- Given exercise: Copy every record word for word.

## begin Records supplied

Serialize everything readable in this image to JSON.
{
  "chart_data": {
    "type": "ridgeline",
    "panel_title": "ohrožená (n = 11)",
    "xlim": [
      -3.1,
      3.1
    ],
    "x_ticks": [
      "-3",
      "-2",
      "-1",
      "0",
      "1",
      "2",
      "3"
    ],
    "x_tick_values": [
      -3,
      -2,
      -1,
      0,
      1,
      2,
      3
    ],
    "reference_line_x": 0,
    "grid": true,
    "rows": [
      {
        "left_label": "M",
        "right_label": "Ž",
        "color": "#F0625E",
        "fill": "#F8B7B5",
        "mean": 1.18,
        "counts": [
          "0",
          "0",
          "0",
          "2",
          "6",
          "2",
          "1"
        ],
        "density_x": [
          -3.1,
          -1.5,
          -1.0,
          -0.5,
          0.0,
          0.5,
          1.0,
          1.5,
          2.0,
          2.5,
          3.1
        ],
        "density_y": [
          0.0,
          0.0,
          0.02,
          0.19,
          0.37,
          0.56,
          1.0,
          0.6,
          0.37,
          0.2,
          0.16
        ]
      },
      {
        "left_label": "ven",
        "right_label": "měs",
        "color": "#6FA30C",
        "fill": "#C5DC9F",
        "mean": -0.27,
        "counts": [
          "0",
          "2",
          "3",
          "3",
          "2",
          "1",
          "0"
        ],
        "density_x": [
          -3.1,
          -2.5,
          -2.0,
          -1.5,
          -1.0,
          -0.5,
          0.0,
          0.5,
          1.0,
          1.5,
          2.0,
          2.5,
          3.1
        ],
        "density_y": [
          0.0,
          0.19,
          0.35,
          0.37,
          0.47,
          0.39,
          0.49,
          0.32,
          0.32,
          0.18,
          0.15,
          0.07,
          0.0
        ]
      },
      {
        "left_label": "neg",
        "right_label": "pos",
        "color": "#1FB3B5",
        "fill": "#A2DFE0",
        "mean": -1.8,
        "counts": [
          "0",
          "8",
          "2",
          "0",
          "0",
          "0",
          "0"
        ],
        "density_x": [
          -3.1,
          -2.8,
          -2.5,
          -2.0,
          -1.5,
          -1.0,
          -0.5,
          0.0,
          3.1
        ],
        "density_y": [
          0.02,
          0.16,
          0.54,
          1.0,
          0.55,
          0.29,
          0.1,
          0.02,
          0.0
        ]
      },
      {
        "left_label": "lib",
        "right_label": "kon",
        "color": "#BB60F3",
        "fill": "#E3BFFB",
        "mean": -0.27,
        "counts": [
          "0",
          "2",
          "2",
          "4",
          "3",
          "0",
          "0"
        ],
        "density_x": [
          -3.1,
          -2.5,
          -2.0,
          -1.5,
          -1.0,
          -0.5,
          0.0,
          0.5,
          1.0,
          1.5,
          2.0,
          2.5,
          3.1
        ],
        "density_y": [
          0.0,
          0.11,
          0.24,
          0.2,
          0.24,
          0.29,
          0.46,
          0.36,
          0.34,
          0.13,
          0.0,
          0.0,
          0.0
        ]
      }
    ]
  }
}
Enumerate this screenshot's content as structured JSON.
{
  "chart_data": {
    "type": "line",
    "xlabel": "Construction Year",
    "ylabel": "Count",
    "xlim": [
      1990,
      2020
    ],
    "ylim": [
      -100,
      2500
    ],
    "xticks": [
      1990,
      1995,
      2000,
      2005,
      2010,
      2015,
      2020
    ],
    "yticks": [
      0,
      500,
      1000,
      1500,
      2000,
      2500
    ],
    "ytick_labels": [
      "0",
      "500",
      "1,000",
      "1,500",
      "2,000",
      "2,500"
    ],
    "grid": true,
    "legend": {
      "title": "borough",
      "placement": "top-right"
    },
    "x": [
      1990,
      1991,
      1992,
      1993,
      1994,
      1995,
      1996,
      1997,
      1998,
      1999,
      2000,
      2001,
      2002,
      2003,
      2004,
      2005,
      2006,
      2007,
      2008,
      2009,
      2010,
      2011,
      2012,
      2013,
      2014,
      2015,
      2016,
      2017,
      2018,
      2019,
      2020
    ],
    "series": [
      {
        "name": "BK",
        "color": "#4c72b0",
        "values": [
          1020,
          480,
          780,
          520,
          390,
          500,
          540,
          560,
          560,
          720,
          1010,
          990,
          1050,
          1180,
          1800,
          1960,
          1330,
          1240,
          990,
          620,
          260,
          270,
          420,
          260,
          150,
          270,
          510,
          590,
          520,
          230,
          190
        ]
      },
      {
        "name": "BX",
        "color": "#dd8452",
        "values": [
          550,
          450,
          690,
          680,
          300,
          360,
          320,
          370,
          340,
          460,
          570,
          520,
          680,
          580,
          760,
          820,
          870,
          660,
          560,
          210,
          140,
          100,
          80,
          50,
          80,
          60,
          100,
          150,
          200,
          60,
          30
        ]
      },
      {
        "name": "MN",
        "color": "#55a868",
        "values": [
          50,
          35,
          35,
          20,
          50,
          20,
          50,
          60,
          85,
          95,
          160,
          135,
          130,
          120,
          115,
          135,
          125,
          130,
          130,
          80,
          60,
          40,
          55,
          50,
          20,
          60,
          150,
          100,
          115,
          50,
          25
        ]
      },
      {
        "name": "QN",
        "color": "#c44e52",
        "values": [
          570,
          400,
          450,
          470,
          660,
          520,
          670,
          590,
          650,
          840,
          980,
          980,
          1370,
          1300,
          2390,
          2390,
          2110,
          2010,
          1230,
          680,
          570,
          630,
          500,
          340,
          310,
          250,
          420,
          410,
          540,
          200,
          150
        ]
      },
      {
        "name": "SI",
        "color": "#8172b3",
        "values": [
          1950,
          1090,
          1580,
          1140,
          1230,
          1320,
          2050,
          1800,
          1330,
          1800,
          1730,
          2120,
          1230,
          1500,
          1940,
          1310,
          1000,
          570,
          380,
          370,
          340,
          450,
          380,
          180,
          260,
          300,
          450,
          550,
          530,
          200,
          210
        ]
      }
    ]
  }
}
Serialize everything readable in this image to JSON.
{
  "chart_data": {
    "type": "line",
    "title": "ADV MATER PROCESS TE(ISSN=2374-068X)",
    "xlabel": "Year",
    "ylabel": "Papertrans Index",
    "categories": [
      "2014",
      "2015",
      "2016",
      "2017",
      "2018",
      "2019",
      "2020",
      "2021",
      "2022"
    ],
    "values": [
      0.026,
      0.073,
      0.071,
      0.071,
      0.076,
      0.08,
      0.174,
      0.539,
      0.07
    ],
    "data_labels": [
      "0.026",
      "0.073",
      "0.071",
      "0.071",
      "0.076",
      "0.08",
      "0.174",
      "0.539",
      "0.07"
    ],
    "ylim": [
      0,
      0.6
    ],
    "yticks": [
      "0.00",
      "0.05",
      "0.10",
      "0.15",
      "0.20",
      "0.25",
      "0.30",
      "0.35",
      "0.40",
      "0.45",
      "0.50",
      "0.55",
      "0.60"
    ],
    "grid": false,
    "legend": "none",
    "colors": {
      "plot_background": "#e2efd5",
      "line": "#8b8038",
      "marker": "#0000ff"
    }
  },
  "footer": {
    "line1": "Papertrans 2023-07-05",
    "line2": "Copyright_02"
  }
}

## end Records supplied

- Completed task:
Serialize everything readable in this image to JSON.
{
  "chart_data": {
    "type": "ridgeline",
    "panel_title": "ohrožená (n = 11)",
    "xlim": [
      -3.1,
      3.1
    ],
    "x_ticks": [
      "-3",
      "-2",
      "-1",
      "0",
      "1",
      "2",
      "3"
    ],
    "x_tick_values": [
      -3,
      -2,
      -1,
      0,
      1,
      2,
      3
    ],
    "reference_line_x": 0,
    "grid": true,
    "rows": [
      {
        "left_label": "M",
        "right_label": "Ž",
        "color": "#F0625E",
        "fill": "#F8B7B5",
        "mean": 1.18,
        "counts": [
          "0",
          "0",
          "0",
          "2",
          "6",
          "2",
          "1"
        ],
        "density_x": [
          -3.1,
          -1.5,
          -1.0,
          -0.5,
          0.0,
          0.5,
          1.0,
          1.5,
          2.0,
          2.5,
          3.1
        ],
        "density_y": [
          0.0,
          0.0,
          0.02,
          0.19,
          0.37,
          0.56,
          1.0,
          0.6,
          0.37,
          0.2,
          0.16
        ]
      },
      {
        "left_label": "ven",
        "right_label": "měs",
        "color": "#6FA30C",
        "fill": "#C5DC9F",
        "mean": -0.27,
        "counts": [
          "0",
          "2",
          "3",
          "3",
          "2",
          "1",
          "0"
        ],
        "density_x": [
          -3.1,
          -2.5,
          -2.0,
          -1.5,
          -1.0,
          -0.5,
          0.0,
          0.5,
          1.0,
          1.5,
          2.0,
          2.5,
          3.1
        ],
        "density_y": [
          0.0,
          0.19,
          0.35,
          0.37,
          0.47,
          0.39,
          0.49,
          0.32,
          0.32,
          0.18,
          0.15,
          0.07,
          0.0
        ]
      },
      {
        "left_label": "neg",
        "right_label": "pos",
        "color": "#1FB3B5",
        "fill": "#A2DFE0",
        "mean": -1.8,
        "counts": [
          "0",
          "8",
          "2",
          "0",
          "0",
          "0",
          "0"
        ],
        "density_x": [
          -3.1,
          -2.8,
          -2.5,
          -2.0,
          -1.5,
          -1.0,
          -0.5,
          0.0,
          3.1
        ],
        "density_y": [
          0.02,
          0.16,
          0.54,
          1.0,
          0.55,
          0.29,
          0.1,
          0.02,
          0.0
        ]
      },
      {
        "left_label": "lib",
        "right_label": "kon",
        "color": "#BB60F3",
        "fill": "#E3BFFB",
        "mean": -0.27,
        "counts": [
          "0",
          "2",
          "2",
          "4",
          "3",
          "0",
          "0"
        ],
        "density_x": [
          -3.1,
          -2.5,
          -2.0,
          -1.5,
          -1.0,
          -0.5,
          0.0,
          0.5,
          1.0,
          1.5,
          2.0,
          2.5,
          3.1
        ],
        "density_y": [
          0.0,
          0.11,
          0.24,
          0.2,
          0.24,
          0.29,
          0.46,
          0.36,
          0.34,
          0.13,
          0.0,
          0.0,
          0.0
        ]
      }
    ]
  }
}
Enumerate this screenshot's content as structured JSON.
{
  "chart_data": {
    "type": "line",
    "xlabel": "Construction Year",
    "ylabel": "Count",
    "xlim": [
      1990,
      2020
    ],
    "ylim": [
      -100,
      2500
    ],
    "xticks": [
      1990,
      1995,
      2000,
      2005,
      2010,
      2015,
      2020
    ],
    "yticks": [
      0,
      500,
      1000,
      1500,
      2000,
      2500
    ],
    "ytick_labels": [
      "0",
      "500",
      "1,000",
      "1,500",
      "2,000",
      "2,500"
    ],
    "grid": true,
    "legend": {
      "title": "borough",
      "placement": "top-right"
    },
    "x": [
      1990,
      1991,
      1992,
      1993,
      1994,
      1995,
      1996,
      1997,
      1998,
      1999,
      2000,
      2001,
      2002,
      2003,
      2004,
      2005,
      2006,
      2007,
      2008,
      2009,
      2010,
      2011,
      2012,
      2013,
      2014,
      2015,
      2016,
      2017,
      2018,
      2019,
      2020
    ],
    "series": [
      {
        "name": "BK",
        "color": "#4c72b0",
        "values": [
          1020,
          480,
          780,
          520,
          390,
          500,
          540,
          560,
          560,
          720,
          1010,
          990,
          1050,
          1180,
          1800,
          1960,
          1330,
          1240,
          990,
          620,
          260,
          270,
          420,
          260,
          150,
          270,
          510,
          590,
          520,
          230,
          190
        ]
      },
      {
        "name": "BX",
        "color": "#dd8452",
        "values": [
          550,
          450,
          690,
          680,
          300,
          360,
          320,
          370,
          340,
          460,
          570,
          520,
          680,
          580,
          760,
          820,
          870,
          660,
          560,
          210,
          140,
          100,
          80,
          50,
          80,
          60,
          100,
          150,
          200,
          60,
          30
        ]
      },
      {
        "name": "MN",
        "color": "#55a868",
        "values": [
          50,
          35,
          35,
          20,
          50,
          20,
          50,
          60,
          85,
          95,
          160,
          135,
          130,
          120,
          115,
          135,
          125,
          130,
          130,
          80,
          60,
          40,
          55,
          50,
          20,
          60,
          150,
          100,
          115,
          50,
          25
        ]
      },
      {
        "name": "QN",
        "color": "#c44e52",
        "values": [
          570,
          400,
          450,
          470,
          660,
          520,
          670,
          590,
          650,
          840,
          980,
          980,
          1370,
          1300,
          2390,
          2390,
          2110,
          2010,
          1230,
          680,
          570,
          630,
          500,
          340,
          310,
          250,
          420,
          410,
          540,
          200,
          150
        ]
      },
      {
        "name": "SI",
        "color": "#8172b3",
        "values": [
          1950,
          1090,
          1580,
          1140,
          1230,
          1320,
          2050,
          1800,
          1330,
          1800,
          1730,
          2120,
          1230,
          1500,
          1940,
          1310,
          1000,
          570,
          380,
          370,
          340,
          450,
          380,
          180,
          260,
          300,
          450,
          550,
          530,
          200,
          210
        ]
      }
    ]
  }
}
Serialize everything readable in this image to JSON.
{
  "chart_data": {
    "type": "line",
    "title": "ADV MATER PROCESS TE(ISSN=2374-068X)",
    "xlabel": "Year",
    "ylabel": "Papertrans Index",
    "categories": [
      "2014",
      "2015",
      "2016",
      "2017",
      "2018",
      "2019",
      "2020",
      "2021",
      "2022"
    ],
    "values": [
      0.026,
      0.073,
      0.071,
      0.071,
      0.076,
      0.08,
      0.174,
      0.539,
      0.07
    ],
    "data_labels": [
      "0.026",
      "0.073",
      "0.071",
      "0.071",
      "0.076",
      "0.08",
      "0.174",
      "0.539",
      "0.07"
    ],
    "ylim": [
      0,
      0.6
    ],
    "yticks": [
      "0.00",
      "0.05",
      "0.10",
      "0.15",
      "0.20",
      "0.25",
      "0.30",
      "0.35",
      "0.40",
      "0.45",
      "0.50",
      "0.55",
      "0.60"
    ],
    "grid": false,
    "legend": "none",
    "colors": {
      "plot_background": "#e2efd5",
      "line": "#8b8038",
      "marker": "#0000ff"
    }
  },
  "footer": {
    "line1": "Papertrans 2023-07-05",
    "line2": "Copyright_02"
  }
}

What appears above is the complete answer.